§ What is being asked: Collect each line containing "adapter".

§ Stored data:
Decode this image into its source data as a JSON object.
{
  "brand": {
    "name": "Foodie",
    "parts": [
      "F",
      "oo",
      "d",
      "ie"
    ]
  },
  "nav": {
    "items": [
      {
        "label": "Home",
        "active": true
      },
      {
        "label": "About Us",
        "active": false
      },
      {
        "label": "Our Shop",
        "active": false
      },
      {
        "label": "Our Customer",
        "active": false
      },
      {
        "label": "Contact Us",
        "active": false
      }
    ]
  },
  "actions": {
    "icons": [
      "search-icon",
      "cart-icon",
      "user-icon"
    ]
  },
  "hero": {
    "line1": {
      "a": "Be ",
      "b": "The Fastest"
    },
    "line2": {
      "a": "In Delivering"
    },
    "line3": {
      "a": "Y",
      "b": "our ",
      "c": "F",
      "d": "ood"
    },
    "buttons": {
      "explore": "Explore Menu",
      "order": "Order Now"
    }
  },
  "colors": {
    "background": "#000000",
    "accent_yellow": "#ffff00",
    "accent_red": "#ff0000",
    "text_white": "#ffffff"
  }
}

...

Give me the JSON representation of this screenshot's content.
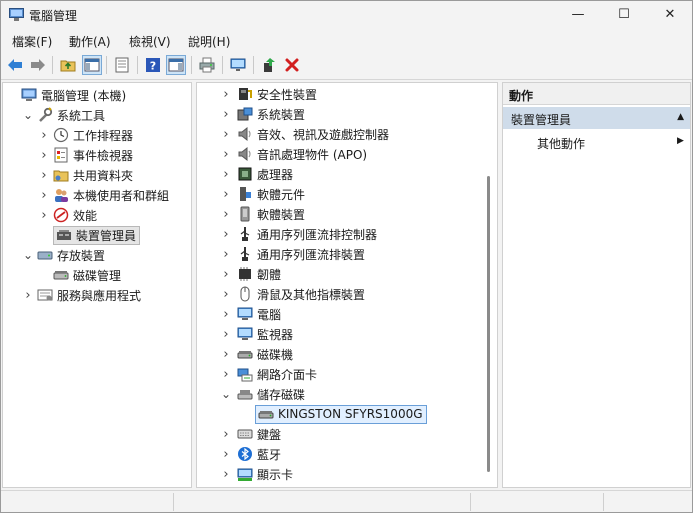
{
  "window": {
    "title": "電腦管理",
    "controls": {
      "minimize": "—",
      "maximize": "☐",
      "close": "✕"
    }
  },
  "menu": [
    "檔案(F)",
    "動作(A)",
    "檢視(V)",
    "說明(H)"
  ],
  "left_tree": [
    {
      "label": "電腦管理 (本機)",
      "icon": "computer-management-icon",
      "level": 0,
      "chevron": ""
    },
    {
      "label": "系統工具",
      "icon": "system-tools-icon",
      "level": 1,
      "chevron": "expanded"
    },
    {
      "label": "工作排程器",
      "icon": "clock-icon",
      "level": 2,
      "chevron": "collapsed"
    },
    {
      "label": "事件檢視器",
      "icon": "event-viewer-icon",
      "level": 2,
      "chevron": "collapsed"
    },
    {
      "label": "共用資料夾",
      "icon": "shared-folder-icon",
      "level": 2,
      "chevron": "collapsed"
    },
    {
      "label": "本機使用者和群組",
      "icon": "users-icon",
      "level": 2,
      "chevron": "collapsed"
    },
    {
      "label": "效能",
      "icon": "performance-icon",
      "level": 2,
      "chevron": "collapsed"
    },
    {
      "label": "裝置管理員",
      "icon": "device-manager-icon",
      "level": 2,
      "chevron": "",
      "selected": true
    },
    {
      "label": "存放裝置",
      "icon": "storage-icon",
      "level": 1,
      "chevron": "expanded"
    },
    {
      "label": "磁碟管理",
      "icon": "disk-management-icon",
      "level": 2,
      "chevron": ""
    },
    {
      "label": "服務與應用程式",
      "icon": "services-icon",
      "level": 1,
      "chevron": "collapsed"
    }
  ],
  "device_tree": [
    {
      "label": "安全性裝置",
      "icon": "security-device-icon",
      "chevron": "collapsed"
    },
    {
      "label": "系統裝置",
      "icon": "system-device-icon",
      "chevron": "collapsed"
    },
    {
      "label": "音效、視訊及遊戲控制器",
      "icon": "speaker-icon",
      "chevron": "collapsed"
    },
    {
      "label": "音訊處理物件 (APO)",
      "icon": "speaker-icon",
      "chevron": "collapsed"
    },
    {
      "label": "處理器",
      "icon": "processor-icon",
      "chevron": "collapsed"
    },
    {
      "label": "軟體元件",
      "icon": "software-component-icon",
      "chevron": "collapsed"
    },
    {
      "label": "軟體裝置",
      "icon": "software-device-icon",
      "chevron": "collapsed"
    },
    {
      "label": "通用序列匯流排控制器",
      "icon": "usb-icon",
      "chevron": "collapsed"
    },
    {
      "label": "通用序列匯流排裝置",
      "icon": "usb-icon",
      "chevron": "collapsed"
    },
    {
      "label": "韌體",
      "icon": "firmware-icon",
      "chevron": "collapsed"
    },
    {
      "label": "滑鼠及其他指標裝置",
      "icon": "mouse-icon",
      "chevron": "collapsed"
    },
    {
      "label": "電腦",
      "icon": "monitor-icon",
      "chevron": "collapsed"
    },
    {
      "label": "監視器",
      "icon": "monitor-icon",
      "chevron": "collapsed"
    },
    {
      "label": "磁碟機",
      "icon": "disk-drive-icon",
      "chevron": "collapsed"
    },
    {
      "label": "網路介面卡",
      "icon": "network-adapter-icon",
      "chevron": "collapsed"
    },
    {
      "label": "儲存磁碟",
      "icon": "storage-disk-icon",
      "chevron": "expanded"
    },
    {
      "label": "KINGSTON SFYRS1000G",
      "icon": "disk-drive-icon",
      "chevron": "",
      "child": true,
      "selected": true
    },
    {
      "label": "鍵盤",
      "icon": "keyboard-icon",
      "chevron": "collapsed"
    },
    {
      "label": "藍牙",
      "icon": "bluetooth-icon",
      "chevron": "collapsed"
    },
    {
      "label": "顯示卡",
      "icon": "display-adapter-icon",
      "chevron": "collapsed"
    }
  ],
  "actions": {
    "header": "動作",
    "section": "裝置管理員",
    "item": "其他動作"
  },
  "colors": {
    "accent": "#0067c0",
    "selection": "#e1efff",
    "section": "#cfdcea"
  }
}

§ Solution to this exercise:
      "icon": "network-adapter-icon",
      "icon": "display-adapter-icon",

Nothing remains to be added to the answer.